STORED ROWS.
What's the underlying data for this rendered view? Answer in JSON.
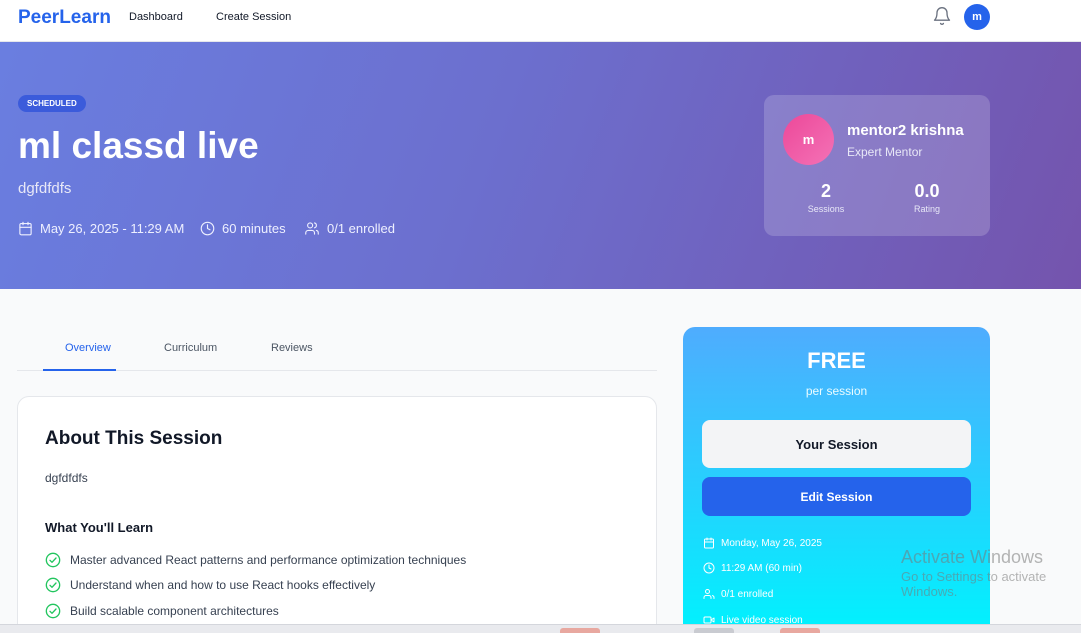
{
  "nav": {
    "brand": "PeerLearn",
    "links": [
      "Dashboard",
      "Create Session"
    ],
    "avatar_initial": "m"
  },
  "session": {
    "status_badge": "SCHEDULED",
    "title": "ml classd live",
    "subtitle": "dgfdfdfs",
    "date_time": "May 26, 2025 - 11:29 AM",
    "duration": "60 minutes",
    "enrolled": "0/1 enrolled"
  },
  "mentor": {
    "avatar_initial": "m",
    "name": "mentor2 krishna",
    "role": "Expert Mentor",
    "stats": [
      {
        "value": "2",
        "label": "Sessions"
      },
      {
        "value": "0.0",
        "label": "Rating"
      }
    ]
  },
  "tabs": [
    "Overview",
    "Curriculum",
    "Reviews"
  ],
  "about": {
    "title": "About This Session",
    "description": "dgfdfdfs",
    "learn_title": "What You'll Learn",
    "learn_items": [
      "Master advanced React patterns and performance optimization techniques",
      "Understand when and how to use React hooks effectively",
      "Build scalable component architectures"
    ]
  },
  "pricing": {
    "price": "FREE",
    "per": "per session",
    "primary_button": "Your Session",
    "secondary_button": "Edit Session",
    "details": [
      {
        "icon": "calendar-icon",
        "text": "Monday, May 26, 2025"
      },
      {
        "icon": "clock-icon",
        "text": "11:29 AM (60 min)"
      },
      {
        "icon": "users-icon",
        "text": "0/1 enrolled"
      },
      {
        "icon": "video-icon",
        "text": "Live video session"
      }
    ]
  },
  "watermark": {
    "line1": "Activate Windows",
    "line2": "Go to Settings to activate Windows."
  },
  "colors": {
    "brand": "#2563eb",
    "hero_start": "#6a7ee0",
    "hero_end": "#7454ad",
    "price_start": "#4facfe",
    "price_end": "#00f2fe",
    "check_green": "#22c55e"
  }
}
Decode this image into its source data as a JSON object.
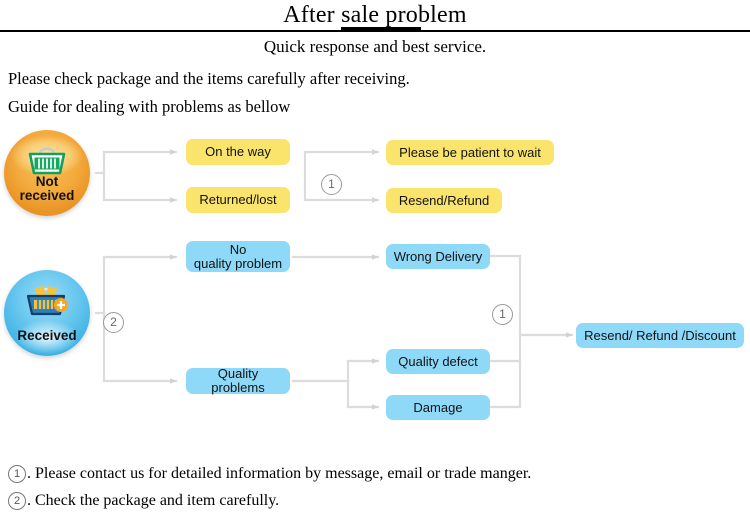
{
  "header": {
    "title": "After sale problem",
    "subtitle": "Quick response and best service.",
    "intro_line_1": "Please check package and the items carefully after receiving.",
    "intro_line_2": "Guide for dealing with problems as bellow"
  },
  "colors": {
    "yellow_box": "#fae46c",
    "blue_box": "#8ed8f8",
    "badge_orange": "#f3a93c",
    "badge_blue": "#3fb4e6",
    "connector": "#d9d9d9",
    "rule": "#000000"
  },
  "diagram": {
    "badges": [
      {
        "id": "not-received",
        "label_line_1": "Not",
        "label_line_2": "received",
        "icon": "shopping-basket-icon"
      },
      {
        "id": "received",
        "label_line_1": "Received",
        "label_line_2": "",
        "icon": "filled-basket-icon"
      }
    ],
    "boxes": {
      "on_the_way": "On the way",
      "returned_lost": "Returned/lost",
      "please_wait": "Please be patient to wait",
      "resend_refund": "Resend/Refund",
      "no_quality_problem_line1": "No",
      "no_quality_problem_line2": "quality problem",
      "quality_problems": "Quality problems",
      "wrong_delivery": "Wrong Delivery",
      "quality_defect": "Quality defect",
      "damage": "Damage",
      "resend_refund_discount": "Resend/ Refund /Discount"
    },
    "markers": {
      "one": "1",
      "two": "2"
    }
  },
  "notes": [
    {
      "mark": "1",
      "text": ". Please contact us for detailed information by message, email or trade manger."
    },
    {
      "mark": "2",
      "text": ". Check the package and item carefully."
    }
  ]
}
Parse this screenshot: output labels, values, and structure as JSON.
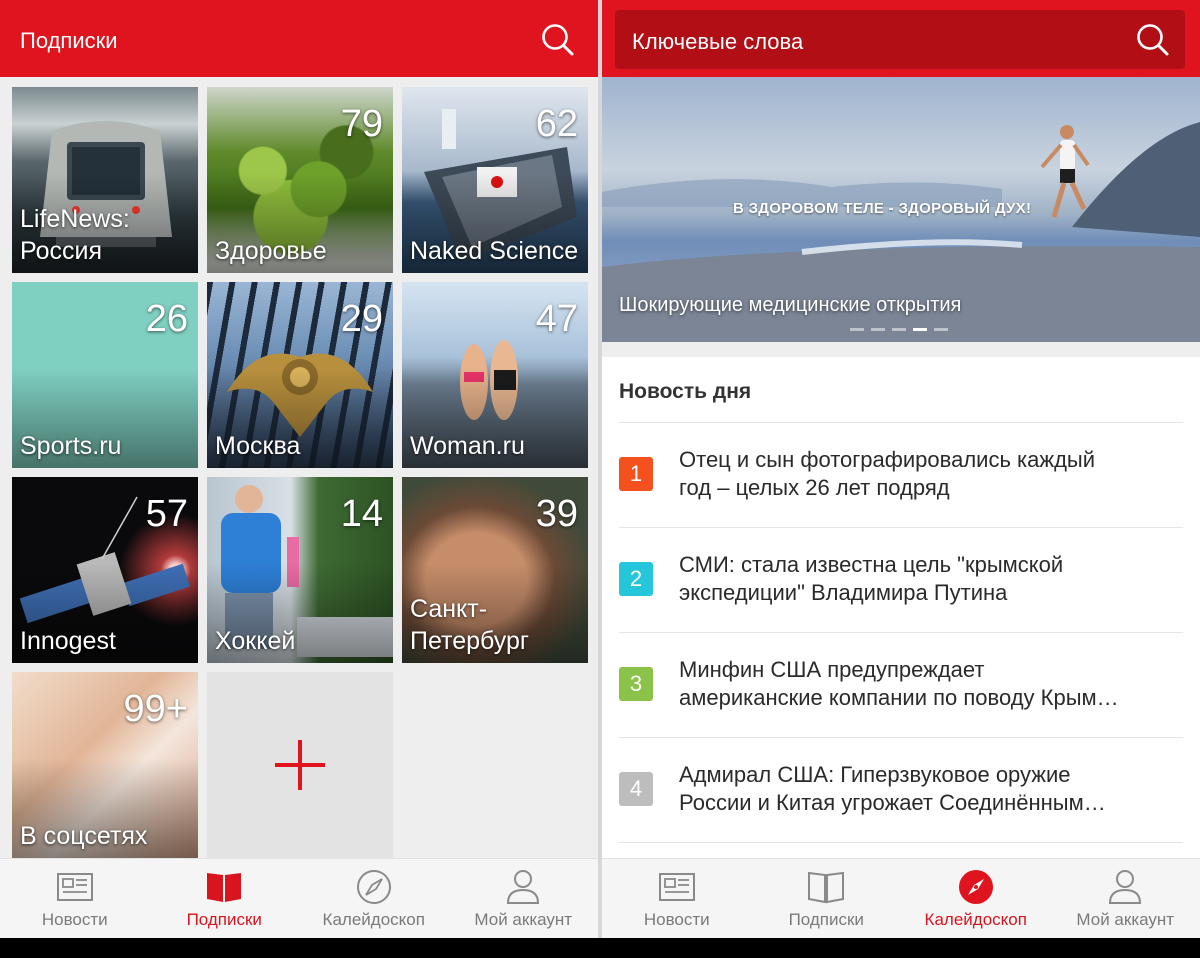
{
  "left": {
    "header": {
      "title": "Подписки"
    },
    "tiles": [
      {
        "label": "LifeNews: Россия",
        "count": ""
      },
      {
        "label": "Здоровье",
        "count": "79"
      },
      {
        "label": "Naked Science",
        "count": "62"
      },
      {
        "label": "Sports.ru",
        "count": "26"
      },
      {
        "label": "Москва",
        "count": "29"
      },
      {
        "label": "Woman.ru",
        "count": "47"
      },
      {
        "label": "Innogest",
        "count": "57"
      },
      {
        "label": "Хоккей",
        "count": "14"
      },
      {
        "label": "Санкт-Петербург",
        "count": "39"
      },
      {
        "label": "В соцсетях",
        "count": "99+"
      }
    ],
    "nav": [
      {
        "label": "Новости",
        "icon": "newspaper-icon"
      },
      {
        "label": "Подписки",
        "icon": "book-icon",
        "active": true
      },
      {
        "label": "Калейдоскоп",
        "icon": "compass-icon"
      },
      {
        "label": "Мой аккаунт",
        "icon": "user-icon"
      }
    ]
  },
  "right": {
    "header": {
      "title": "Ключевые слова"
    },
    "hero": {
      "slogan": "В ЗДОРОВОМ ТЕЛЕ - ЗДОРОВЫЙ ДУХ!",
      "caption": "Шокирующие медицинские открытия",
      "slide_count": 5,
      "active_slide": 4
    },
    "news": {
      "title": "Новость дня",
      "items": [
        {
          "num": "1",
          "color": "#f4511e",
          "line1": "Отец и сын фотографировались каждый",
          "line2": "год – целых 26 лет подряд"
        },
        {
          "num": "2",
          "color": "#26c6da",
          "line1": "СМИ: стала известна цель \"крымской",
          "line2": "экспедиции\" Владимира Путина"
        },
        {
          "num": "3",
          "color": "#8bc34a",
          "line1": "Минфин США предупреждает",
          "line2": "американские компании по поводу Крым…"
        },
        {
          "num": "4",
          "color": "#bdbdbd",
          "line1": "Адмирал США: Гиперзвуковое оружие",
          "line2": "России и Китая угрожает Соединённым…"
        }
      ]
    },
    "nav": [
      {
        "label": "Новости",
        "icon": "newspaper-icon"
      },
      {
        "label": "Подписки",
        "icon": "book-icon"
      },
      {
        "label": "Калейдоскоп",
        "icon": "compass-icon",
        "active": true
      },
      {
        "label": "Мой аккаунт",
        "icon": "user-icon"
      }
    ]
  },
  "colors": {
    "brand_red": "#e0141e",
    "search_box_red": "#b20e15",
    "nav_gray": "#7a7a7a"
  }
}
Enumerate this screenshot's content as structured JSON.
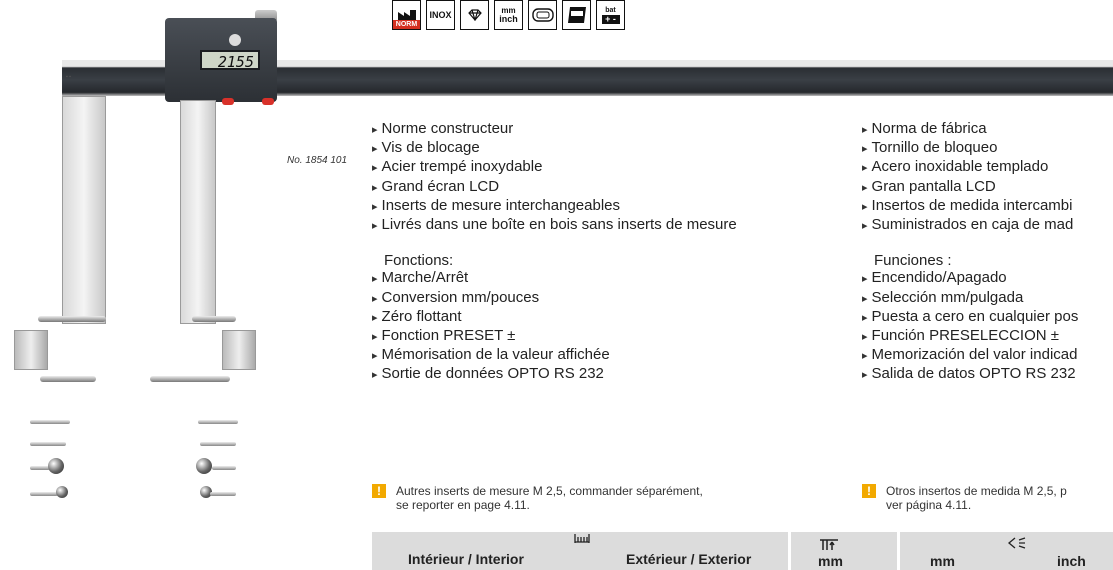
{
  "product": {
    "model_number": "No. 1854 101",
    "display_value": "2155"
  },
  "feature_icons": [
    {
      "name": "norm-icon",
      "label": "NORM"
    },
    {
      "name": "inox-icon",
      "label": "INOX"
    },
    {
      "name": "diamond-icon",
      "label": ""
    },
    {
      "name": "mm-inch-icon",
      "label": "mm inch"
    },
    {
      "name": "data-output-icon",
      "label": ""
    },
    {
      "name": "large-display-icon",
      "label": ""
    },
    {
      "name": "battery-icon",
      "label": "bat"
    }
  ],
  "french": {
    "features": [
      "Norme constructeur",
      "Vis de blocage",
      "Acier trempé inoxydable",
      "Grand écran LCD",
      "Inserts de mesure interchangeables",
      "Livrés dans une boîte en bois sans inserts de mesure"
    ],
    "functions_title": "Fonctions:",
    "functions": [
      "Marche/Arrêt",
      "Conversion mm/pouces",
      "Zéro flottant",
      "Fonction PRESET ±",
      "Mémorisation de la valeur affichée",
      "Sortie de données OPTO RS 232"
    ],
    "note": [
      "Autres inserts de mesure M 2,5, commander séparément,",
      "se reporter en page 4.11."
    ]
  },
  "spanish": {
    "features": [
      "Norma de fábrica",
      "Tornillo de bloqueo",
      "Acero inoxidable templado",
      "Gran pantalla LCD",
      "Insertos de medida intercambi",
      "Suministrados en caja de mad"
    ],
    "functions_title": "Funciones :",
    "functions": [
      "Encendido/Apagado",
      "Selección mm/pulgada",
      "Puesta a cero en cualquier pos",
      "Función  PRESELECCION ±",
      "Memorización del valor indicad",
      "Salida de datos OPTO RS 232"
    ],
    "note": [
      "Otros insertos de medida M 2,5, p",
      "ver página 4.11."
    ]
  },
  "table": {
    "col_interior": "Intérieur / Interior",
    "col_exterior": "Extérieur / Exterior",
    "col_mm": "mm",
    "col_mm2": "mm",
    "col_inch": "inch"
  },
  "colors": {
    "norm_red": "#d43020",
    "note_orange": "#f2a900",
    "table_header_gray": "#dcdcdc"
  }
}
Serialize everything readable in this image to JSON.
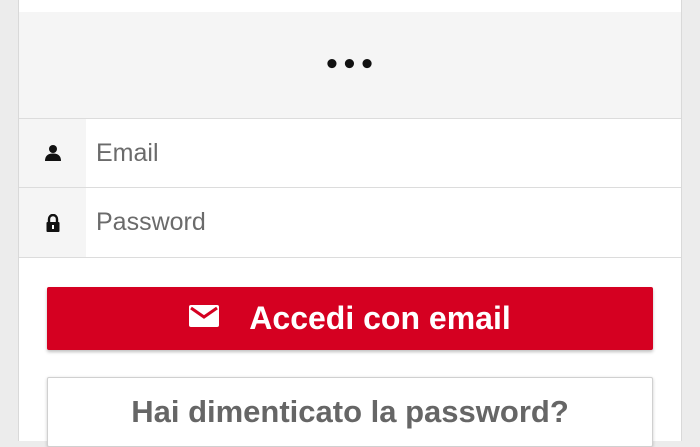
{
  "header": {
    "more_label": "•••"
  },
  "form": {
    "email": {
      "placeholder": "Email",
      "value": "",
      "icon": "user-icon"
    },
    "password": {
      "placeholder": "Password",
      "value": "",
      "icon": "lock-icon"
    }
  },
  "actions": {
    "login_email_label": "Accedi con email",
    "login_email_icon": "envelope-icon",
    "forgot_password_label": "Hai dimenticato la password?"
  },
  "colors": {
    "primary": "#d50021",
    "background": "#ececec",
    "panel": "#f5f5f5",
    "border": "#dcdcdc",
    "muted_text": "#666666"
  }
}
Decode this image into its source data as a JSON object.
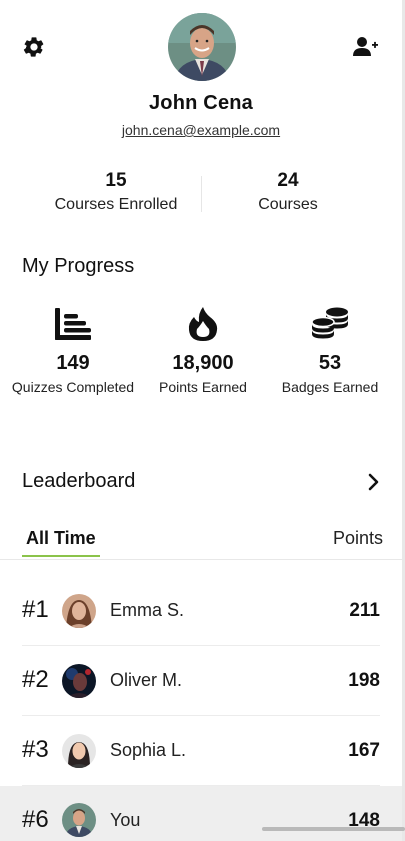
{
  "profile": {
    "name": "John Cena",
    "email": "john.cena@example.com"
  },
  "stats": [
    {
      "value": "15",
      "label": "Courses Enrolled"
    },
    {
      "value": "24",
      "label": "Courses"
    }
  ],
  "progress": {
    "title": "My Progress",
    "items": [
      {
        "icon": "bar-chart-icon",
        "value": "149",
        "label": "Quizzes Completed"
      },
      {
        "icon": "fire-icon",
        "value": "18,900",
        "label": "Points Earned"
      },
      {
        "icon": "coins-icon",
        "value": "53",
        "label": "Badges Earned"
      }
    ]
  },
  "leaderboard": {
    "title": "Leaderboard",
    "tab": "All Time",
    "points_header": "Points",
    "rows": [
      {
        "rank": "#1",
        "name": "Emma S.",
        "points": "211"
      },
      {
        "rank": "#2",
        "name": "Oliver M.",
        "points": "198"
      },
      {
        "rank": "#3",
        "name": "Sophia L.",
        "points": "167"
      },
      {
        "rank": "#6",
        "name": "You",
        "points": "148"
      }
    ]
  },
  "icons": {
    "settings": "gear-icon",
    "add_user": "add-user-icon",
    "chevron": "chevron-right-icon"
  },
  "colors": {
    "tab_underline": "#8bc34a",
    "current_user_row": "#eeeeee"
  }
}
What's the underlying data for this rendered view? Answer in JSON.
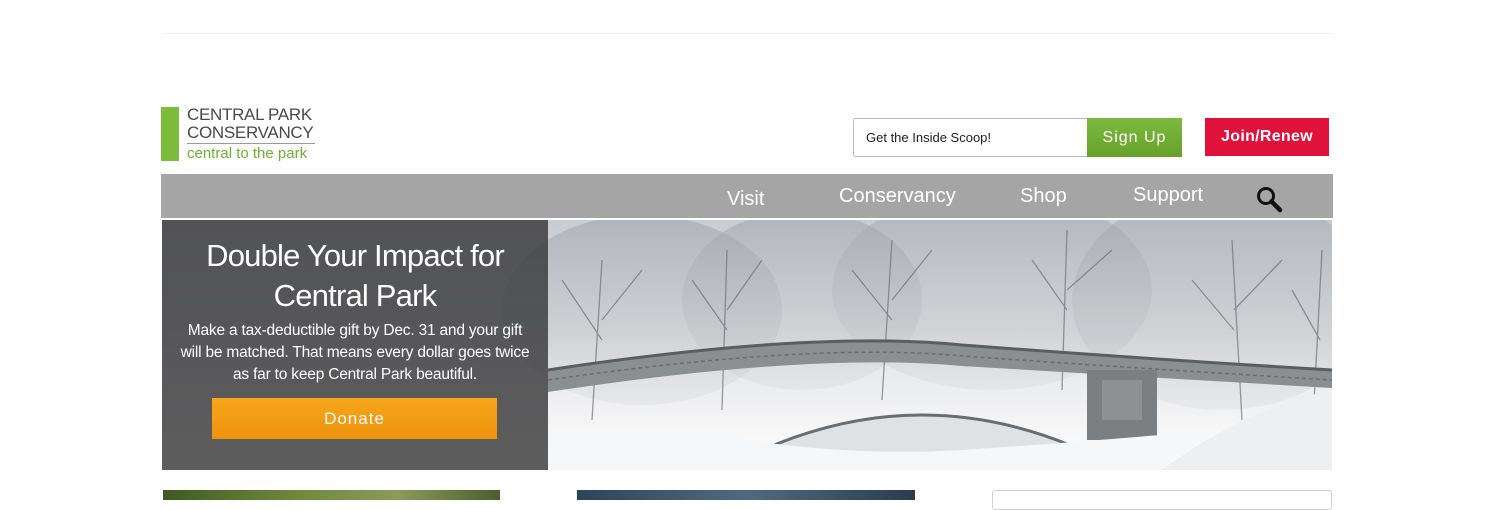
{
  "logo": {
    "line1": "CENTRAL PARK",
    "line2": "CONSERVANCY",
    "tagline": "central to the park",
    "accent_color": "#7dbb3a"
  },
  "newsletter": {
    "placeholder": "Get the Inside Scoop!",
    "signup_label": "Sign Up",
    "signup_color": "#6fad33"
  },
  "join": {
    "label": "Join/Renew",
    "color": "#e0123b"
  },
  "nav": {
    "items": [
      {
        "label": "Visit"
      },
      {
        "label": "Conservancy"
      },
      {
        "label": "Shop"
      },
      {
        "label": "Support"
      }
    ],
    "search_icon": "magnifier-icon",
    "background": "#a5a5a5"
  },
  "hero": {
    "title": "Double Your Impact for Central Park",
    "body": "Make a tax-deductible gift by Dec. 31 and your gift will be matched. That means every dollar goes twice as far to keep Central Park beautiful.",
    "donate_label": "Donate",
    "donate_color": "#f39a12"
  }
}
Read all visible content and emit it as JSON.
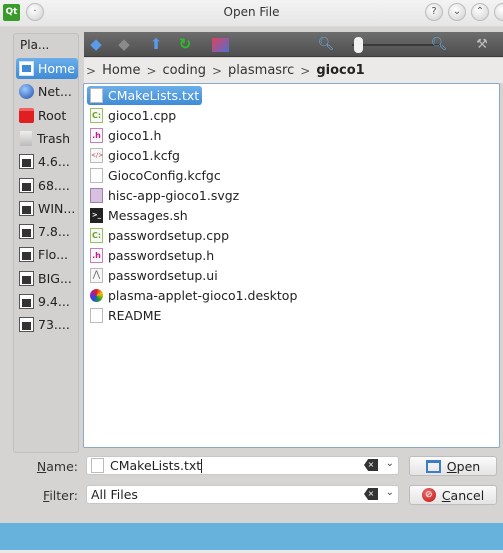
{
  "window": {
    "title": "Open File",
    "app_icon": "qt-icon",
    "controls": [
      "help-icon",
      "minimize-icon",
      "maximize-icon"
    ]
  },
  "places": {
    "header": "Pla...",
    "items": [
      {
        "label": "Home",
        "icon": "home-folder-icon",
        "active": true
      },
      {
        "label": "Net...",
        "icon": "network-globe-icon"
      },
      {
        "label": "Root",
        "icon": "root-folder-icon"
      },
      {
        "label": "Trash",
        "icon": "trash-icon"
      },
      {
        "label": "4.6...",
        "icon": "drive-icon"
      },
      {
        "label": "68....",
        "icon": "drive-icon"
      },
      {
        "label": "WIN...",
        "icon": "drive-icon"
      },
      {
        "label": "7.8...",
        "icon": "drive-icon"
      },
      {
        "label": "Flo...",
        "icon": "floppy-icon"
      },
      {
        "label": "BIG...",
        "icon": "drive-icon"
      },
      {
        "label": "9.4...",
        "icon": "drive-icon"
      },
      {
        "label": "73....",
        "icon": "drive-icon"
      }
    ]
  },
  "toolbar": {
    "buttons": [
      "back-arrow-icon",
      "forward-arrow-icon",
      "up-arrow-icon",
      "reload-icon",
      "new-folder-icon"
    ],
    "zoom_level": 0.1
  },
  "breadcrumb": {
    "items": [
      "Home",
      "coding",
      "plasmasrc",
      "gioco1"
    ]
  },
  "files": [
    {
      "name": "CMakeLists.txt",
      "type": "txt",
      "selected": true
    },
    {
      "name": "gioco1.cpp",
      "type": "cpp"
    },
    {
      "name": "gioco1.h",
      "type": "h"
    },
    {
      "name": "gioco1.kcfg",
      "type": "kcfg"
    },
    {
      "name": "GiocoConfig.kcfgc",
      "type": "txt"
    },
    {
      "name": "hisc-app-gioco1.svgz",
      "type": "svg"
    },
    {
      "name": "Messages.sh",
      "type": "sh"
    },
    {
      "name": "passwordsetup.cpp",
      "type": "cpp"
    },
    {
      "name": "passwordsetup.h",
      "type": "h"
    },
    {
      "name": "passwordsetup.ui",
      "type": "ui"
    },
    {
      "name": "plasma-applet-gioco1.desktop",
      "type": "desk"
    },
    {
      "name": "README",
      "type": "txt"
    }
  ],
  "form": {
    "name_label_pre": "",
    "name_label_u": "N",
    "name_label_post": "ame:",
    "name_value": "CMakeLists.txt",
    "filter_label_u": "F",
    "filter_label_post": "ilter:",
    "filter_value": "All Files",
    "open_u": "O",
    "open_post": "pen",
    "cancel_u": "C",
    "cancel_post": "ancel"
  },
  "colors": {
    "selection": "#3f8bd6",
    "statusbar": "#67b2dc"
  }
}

AIM.
Filter the listing above for the string "Refund" and copy every matching line.

ANSWER IN FULL.
      "resend_refund": "Resend/Refund",
      "resend_refund_discount": "Resend/ Refund /Discount"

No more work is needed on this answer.